:: Problem ::
Print out the material that follows word for word.

----------------

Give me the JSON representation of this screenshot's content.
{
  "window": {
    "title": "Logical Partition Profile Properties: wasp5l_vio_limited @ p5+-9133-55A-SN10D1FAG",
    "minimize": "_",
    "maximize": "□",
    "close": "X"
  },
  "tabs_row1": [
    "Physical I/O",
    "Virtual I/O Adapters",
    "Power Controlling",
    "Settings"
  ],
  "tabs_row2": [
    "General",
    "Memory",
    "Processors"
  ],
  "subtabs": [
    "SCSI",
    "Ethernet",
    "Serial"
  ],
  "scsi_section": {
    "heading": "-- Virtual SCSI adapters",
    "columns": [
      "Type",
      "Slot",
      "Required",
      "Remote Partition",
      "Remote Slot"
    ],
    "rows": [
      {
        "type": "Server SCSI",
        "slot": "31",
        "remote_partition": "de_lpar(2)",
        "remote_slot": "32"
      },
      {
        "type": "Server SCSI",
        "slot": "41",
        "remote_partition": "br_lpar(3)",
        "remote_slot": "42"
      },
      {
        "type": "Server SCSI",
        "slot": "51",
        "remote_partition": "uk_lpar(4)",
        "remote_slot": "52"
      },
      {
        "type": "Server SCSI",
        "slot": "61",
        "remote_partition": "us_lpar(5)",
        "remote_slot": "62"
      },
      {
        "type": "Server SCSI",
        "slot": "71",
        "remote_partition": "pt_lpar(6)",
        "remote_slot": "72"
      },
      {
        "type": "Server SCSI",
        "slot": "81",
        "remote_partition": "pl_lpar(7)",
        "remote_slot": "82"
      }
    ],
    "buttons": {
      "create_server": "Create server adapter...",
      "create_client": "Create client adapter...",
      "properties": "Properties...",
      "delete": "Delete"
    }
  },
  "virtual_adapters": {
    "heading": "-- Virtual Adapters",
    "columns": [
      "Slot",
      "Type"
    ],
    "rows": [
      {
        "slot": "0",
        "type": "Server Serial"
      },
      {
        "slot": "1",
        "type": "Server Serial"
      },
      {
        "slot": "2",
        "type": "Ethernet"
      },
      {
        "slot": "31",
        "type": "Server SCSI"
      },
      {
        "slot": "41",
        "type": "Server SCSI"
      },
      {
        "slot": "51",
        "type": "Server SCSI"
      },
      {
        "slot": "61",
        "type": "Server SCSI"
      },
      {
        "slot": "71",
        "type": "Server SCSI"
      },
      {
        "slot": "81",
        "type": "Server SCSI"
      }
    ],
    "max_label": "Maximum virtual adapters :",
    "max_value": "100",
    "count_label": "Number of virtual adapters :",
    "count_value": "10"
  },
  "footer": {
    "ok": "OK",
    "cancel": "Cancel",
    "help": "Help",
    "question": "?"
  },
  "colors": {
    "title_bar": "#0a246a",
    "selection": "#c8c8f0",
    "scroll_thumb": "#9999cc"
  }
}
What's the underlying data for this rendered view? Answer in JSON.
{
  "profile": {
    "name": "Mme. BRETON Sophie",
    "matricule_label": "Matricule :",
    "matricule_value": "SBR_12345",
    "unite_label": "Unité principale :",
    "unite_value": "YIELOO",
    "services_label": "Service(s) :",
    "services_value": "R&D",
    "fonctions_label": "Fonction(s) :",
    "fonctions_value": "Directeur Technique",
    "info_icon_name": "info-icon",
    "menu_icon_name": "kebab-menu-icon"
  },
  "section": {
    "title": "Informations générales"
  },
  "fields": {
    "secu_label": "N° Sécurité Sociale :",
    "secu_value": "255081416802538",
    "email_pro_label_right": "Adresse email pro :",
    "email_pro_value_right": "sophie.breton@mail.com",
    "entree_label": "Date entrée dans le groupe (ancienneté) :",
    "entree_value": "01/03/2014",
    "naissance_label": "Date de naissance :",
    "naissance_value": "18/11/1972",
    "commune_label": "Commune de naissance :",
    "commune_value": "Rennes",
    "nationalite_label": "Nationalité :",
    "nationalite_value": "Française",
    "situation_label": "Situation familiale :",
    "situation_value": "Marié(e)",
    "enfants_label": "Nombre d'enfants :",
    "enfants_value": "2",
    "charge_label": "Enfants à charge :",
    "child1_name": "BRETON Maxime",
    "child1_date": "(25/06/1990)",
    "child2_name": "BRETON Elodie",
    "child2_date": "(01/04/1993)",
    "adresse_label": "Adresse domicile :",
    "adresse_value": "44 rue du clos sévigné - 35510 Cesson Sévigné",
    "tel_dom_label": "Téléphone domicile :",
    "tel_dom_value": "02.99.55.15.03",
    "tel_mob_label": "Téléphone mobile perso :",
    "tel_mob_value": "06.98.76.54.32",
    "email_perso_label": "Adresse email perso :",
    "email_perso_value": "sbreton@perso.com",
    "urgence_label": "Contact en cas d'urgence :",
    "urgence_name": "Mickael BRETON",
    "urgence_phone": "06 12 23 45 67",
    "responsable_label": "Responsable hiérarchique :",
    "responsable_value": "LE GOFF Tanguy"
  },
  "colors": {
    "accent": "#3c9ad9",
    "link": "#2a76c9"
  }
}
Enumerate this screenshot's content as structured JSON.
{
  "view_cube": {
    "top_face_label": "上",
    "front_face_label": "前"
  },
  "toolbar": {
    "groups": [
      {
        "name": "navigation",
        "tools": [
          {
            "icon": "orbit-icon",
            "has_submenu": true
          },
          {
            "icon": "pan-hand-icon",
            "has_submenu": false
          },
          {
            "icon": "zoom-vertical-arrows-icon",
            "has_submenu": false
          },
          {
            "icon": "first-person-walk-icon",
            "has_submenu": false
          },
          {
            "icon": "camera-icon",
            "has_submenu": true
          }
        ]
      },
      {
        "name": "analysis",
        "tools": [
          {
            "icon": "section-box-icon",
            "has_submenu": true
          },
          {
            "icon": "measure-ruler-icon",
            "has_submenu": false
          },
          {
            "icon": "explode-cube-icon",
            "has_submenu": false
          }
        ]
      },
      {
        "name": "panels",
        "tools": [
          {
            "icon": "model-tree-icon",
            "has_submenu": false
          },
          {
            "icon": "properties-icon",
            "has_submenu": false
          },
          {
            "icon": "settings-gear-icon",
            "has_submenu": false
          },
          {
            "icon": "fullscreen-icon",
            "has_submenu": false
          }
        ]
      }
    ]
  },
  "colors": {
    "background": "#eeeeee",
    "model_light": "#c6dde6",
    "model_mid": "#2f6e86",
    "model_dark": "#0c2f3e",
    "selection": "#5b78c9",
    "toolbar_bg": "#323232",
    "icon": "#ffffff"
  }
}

----------------

:: Output for this exercise ::
Give me the JSON representation of this screenshot's content.
{
  "window": {
    "title": "Logical Partition Profile Properties: wasp5l_vio_limited @ p5+-9133-55A-SN10D1FAG",
    "minimize": "_",
    "maximize": "□",
    "close": "X"
  },
  "tabs_row1": [
    "Physical I/O",
    "Virtual I/O Adapters",
    "Power Controlling",
    "Settings"
  ],
  "tabs_row2": [
    "General",
    "Memory",
    "Processors"
  ],
  "subtabs": [
    "SCSI",
    "Ethernet",
    "Serial"
  ],
  "scsi_section": {
    "heading": "-- Virtual SCSI adapters",
    "columns": [
      "Type",
      "Slot",
      "Required",
      "Remote Partition",
      "Remote Slot"
    ],
    "rows": [
      {
        "type": "Server SCSI",
        "slot": "31",
        "remote_partition": "de_lpar(2)",
        "remote_slot": "32"
      },
      {
        "type": "Server SCSI",
        "slot": "41",
        "remote_partition": "br_lpar(3)",
        "remote_slot": "42"
      },
      {
        "type": "Server SCSI",
        "slot": "51",
        "remote_partition": "uk_lpar(4)",
        "remote_slot": "52"
      },
      {
        "type": "Server SCSI",
        "slot": "61",
        "remote_partition": "us_lpar(5)",
        "remote_slot": "62"
      },
      {
        "type": "Server SCSI",
        "slot": "71",
        "remote_partition": "pt_lpar(6)",
        "remote_slot": "72"
      },
      {
        "type": "Server SCSI",
        "slot": "81",
        "remote_partition": "pl_lpar(7)",
        "remote_slot": "82"
      }
    ],
    "buttons": {
      "create_server": "Create server adapter...",
      "create_client": "Create client adapter...",
      "properties": "Properties...",
      "delete": "Delete"
    }
  },
  "virtual_adapters": {
    "heading": "-- Virtual Adapters",
    "columns": [
      "Slot",
      "Type"
    ],
    "rows": [
      {
        "slot": "0",
        "type": "Server Serial"
      },
      {
        "slot": "1",
        "type": "Server Serial"
      },
      {
        "slot": "2",
        "type": "Ethernet"
      },
      {
        "slot": "31",
        "type": "Server SCSI"
      },
      {
        "slot": "41",
        "type": "Server SCSI"
      },
      {
        "slot": "51",
        "type": "Server SCSI"
      },
      {
        "slot": "61",
        "type": "Server SCSI"
      },
      {
        "slot": "71",
        "type": "Server SCSI"
      },
      {
        "slot": "81",
        "type": "Server SCSI"
      }
    ],
    "max_label": "Maximum virtual adapters :",
    "max_value": "100",
    "count_label": "Number of virtual adapters :",
    "count_value": "10"
  },
  "footer": {
    "ok": "OK",
    "cancel": "Cancel",
    "help": "Help",
    "question": "?"
  },
  "colors": {
    "title_bar": "#0a246a",
    "selection": "#c8c8f0",
    "scroll_thumb": "#9999cc"
  }
}
What's the underlying data for this rendered view? Answer in JSON.
{
  "profile": {
    "name": "Mme. BRETON Sophie",
    "matricule_label": "Matricule :",
    "matricule_value": "SBR_12345",
    "unite_label": "Unité principale :",
    "unite_value": "YIELOO",
    "services_label": "Service(s) :",
    "services_value": "R&D",
    "fonctions_label": "Fonction(s) :",
    "fonctions_value": "Directeur Technique",
    "info_icon_name": "info-icon",
    "menu_icon_name": "kebab-menu-icon"
  },
  "section": {
    "title": "Informations générales"
  },
  "fields": {
    "secu_label": "N° Sécurité Sociale :",
    "secu_value": "255081416802538",
    "email_pro_label_right": "Adresse email pro :",
    "email_pro_value_right": "sophie.breton@mail.com",
    "entree_label": "Date entrée dans le groupe (ancienneté) :",
    "entree_value": "01/03/2014",
    "naissance_label": "Date de naissance :",
    "naissance_value": "18/11/1972",
    "commune_label": "Commune de naissance :",
    "commune_value": "Rennes",
    "nationalite_label": "Nationalité :",
    "nationalite_value": "Française",
    "situation_label": "Situation familiale :",
    "situation_value": "Marié(e)",
    "enfants_label": "Nombre d'enfants :",
    "enfants_value": "2",
    "charge_label": "Enfants à charge :",
    "child1_name": "BRETON Maxime",
    "child1_date": "(25/06/1990)",
    "child2_name": "BRETON Elodie",
    "child2_date": "(01/04/1993)",
    "adresse_label": "Adresse domicile :",
    "adresse_value": "44 rue du clos sévigné - 35510 Cesson Sévigné",
    "tel_dom_label": "Téléphone domicile :",
    "tel_dom_value": "02.99.55.15.03",
    "tel_mob_label": "Téléphone mobile perso :",
    "tel_mob_value": "06.98.76.54.32",
    "email_perso_label": "Adresse email perso :",
    "email_perso_value": "sbreton@perso.com",
    "urgence_label": "Contact en cas d'urgence :",
    "urgence_name": "Mickael BRETON",
    "urgence_phone": "06 12 23 45 67",
    "responsable_label": "Responsable hiérarchique :",
    "responsable_value": "LE GOFF Tanguy"
  },
  "colors": {
    "accent": "#3c9ad9",
    "link": "#2a76c9"
  }
}
Enumerate this screenshot's content as structured JSON.
{
  "view_cube": {
    "top_face_label": "上",
    "front_face_label": "前"
  },
  "toolbar": {
    "groups": [
      {
        "name": "navigation",
        "tools": [
          {
            "icon": "orbit-icon",
            "has_submenu": true
          },
          {
            "icon": "pan-hand-icon",
            "has_submenu": false
          },
          {
            "icon": "zoom-vertical-arrows-icon",
            "has_submenu": false
          },
          {
            "icon": "first-person-walk-icon",
            "has_submenu": false
          },
          {
            "icon": "camera-icon",
            "has_submenu": true
          }
        ]
      },
      {
        "name": "analysis",
        "tools": [
          {
            "icon": "section-box-icon",
            "has_submenu": true
          },
          {
            "icon": "measure-ruler-icon",
            "has_submenu": false
          },
          {
            "icon": "explode-cube-icon",
            "has_submenu": false
          }
        ]
      },
      {
        "name": "panels",
        "tools": [
          {
            "icon": "model-tree-icon",
            "has_submenu": false
          },
          {
            "icon": "properties-icon",
            "has_submenu": false
          },
          {
            "icon": "settings-gear-icon",
            "has_submenu": false
          },
          {
            "icon": "fullscreen-icon",
            "has_submenu": false
          }
        ]
      }
    ]
  },
  "colors": {
    "background": "#eeeeee",
    "model_light": "#c6dde6",
    "model_mid": "#2f6e86",
    "model_dark": "#0c2f3e",
    "selection": "#5b78c9",
    "toolbar_bg": "#323232",
    "icon": "#ffffff"
  }
}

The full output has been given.